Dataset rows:
---------------
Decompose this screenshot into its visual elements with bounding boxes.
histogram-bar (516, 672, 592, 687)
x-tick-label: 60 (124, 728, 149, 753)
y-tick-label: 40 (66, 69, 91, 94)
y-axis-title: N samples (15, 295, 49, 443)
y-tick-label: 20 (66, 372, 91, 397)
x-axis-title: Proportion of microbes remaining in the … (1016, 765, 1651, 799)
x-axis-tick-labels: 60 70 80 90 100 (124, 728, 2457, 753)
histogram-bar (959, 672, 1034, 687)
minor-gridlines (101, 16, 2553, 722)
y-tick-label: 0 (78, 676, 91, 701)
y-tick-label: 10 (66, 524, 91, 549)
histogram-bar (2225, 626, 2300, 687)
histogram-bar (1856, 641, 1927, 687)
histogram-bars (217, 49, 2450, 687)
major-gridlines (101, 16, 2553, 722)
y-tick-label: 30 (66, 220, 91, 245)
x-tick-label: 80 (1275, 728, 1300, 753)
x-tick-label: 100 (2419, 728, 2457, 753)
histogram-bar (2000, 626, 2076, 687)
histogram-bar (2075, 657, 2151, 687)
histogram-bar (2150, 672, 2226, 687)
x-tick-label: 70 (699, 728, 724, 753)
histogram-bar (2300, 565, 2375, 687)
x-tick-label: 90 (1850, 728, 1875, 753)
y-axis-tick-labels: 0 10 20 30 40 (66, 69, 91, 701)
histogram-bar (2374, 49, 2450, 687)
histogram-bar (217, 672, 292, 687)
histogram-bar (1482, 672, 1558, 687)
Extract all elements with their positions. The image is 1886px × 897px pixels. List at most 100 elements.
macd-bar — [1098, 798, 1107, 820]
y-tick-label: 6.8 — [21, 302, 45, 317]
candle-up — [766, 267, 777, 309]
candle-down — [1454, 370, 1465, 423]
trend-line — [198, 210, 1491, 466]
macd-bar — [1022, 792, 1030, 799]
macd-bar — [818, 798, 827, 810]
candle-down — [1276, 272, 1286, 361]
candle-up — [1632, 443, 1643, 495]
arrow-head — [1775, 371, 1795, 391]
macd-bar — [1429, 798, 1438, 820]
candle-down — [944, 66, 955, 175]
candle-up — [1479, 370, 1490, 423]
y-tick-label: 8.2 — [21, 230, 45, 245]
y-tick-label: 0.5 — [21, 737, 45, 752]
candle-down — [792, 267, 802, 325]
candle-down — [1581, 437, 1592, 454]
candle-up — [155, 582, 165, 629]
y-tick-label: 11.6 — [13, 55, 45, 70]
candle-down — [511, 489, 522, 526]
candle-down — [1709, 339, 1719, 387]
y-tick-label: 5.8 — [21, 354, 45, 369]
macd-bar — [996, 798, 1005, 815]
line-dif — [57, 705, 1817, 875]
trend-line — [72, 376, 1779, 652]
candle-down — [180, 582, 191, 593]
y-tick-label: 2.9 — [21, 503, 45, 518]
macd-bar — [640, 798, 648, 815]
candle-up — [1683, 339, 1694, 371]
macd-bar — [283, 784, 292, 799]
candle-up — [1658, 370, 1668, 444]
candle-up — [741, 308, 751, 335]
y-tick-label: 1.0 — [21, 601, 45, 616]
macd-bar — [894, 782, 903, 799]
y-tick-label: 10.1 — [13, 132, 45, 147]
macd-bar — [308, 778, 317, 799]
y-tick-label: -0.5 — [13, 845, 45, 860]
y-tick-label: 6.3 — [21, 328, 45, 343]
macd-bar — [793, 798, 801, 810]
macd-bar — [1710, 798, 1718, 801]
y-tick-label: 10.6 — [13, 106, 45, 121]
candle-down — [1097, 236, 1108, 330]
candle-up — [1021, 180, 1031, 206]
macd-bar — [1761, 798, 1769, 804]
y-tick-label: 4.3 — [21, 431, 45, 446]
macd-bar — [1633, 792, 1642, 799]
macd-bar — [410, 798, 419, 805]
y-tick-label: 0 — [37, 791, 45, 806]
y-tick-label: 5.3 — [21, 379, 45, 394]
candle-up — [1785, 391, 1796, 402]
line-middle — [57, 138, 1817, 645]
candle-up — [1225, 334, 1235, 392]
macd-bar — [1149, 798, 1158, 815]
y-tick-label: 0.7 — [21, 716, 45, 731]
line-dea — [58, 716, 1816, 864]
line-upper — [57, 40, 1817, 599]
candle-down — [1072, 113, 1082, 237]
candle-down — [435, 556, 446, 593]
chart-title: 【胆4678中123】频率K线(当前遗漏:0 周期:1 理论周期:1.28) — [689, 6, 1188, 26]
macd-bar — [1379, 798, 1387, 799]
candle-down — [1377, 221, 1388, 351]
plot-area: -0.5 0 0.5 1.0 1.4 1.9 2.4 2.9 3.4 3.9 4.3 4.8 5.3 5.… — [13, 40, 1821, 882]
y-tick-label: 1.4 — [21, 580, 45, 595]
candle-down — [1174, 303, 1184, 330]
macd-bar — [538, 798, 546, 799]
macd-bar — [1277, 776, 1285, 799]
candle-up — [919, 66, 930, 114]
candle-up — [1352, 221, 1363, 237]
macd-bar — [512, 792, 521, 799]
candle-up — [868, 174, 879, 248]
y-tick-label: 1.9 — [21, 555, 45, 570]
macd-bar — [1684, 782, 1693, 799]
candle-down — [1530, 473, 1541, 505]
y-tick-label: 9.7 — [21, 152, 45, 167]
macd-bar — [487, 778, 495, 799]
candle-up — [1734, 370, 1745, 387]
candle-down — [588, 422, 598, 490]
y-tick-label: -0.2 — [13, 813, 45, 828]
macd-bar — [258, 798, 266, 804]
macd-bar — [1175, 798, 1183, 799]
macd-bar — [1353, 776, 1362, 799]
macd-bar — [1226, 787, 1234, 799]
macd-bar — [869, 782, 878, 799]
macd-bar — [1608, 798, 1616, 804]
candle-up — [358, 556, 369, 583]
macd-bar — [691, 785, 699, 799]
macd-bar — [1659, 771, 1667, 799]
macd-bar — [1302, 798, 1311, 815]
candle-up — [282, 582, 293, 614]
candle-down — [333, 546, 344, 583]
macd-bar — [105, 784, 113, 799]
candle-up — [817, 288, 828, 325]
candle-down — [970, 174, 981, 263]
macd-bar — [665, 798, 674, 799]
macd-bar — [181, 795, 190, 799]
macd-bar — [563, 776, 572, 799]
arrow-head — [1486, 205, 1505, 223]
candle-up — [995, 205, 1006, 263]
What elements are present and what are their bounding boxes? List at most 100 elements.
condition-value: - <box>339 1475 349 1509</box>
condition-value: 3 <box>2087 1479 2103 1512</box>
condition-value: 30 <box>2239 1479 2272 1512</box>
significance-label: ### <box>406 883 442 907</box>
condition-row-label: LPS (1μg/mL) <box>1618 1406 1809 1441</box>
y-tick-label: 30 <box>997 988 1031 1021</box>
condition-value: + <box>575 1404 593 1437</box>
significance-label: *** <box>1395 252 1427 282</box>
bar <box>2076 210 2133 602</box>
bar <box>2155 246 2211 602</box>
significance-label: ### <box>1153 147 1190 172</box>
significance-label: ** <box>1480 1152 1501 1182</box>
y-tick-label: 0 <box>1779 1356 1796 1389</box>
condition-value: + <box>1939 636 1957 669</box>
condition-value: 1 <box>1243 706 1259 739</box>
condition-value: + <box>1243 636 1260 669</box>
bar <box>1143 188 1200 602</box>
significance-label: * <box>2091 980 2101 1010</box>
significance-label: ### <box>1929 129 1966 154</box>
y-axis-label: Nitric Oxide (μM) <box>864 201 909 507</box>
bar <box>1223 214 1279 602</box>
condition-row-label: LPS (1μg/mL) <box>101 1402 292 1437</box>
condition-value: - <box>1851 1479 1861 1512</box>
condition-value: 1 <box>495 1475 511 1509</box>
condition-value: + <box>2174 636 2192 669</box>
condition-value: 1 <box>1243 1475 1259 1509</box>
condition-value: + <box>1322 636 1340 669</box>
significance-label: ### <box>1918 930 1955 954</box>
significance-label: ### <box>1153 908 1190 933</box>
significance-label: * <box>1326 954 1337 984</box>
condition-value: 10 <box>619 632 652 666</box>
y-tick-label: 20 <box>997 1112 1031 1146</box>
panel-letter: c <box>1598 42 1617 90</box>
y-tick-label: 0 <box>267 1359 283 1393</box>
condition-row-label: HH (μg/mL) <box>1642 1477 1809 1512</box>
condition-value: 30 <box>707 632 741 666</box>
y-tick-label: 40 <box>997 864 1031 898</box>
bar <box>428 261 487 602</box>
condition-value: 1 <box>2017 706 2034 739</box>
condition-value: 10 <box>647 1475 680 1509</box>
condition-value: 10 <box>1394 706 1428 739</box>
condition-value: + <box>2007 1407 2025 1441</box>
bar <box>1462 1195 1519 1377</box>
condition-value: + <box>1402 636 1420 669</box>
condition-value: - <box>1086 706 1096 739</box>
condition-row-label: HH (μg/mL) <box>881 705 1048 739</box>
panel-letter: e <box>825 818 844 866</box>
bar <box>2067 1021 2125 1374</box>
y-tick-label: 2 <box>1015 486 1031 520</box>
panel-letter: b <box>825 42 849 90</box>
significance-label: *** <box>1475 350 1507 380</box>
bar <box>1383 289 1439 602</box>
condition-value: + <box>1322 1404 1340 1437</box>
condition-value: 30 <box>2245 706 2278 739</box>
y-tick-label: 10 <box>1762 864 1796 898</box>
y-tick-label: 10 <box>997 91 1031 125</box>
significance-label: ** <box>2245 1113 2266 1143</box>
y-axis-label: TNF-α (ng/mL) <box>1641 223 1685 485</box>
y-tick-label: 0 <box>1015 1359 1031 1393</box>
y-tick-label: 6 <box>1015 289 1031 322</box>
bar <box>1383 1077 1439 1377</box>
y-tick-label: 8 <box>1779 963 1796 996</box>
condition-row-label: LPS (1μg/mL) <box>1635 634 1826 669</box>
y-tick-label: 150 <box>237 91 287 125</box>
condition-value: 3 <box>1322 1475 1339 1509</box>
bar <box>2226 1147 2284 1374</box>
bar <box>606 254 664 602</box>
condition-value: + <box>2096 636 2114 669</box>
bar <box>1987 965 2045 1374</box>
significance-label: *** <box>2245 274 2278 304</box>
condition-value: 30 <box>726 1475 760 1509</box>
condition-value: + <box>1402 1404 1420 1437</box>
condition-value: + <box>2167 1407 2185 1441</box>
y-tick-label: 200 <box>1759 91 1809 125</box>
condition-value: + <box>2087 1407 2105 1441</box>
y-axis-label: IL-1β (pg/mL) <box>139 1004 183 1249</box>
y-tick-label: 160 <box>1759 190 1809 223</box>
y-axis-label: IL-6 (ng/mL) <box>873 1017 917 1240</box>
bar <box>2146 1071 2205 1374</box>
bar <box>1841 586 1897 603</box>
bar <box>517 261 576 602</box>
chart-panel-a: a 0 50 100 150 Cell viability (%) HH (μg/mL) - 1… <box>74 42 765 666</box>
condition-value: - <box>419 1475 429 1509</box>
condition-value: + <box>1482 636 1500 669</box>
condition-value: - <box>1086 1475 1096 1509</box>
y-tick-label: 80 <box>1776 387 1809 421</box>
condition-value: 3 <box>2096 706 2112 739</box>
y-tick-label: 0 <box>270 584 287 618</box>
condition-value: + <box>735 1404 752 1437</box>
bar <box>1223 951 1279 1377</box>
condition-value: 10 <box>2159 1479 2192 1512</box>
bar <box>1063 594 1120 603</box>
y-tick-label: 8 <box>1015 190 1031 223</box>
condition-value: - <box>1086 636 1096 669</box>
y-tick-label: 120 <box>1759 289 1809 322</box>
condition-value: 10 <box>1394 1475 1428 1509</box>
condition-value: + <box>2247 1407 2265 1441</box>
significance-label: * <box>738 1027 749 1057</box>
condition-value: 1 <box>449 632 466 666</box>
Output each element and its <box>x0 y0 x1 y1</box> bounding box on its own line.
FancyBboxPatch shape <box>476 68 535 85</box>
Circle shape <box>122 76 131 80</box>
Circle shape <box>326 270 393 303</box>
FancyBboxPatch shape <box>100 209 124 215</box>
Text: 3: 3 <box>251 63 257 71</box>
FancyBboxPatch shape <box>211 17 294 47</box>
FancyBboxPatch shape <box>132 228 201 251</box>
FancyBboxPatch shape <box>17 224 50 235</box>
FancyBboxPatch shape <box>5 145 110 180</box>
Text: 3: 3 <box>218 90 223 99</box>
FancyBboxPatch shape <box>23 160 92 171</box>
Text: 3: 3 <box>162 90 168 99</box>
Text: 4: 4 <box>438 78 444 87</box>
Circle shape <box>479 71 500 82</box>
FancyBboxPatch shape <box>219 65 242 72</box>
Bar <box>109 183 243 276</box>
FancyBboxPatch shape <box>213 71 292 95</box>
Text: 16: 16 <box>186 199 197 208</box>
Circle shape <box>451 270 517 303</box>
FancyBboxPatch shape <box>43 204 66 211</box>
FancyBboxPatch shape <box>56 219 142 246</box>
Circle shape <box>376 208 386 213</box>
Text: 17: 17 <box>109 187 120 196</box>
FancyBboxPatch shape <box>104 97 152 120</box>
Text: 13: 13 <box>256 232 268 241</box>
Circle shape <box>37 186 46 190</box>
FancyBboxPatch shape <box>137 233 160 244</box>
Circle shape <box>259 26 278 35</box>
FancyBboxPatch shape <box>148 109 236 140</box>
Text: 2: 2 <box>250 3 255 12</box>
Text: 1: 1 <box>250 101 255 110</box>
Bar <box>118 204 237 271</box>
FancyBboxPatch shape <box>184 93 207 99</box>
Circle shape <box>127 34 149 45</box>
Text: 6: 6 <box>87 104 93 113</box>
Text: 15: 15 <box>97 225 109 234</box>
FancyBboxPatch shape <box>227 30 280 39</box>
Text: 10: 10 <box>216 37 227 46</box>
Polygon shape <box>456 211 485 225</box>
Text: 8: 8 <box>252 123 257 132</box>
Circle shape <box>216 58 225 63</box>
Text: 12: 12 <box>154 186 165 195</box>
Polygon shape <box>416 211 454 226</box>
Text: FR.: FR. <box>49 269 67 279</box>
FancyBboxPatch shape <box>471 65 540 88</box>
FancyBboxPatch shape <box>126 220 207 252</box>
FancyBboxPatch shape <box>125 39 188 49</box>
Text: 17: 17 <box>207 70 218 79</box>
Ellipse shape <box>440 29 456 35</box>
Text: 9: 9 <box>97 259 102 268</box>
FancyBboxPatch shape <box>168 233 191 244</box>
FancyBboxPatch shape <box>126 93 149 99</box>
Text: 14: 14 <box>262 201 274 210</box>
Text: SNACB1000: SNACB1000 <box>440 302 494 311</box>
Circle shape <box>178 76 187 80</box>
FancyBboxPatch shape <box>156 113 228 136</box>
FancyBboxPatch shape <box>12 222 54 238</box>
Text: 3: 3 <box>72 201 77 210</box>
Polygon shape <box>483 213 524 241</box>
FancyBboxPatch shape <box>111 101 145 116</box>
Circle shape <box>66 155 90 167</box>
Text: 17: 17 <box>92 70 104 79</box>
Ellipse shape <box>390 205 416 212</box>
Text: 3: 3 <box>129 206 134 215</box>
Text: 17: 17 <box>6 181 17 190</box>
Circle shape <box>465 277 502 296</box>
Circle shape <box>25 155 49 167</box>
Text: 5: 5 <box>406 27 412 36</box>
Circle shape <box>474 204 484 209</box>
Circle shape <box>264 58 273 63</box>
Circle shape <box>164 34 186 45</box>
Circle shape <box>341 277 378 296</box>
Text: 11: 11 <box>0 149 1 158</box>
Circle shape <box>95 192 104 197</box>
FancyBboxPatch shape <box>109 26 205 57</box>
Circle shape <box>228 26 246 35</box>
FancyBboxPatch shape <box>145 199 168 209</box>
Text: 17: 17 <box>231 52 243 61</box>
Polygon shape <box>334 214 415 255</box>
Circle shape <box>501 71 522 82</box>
---------------
Retype the data from its first line up to and including the line containing "histogram-bar (2225, 626, 2300, 687)", keeping every character unchanged.

Result below:
Decompose this screenshot into its visual elements with bounding boxes.
histogram-bar (516, 672, 592, 687)
x-tick-label: 60 (124, 728, 149, 753)
y-tick-label: 40 (66, 69, 91, 94)
y-axis-title: N samples (15, 295, 49, 443)
y-tick-label: 20 (66, 372, 91, 397)
x-axis-title: Proportion of microbes remaining in the … (1016, 765, 1651, 799)
x-axis-tick-labels: 60 70 80 90 100 (124, 728, 2457, 753)
histogram-bar (959, 672, 1034, 687)
minor-gridlines (101, 16, 2553, 722)
y-tick-label: 0 (78, 676, 91, 701)
y-tick-label: 10 (66, 524, 91, 549)
histogram-bar (2225, 626, 2300, 687)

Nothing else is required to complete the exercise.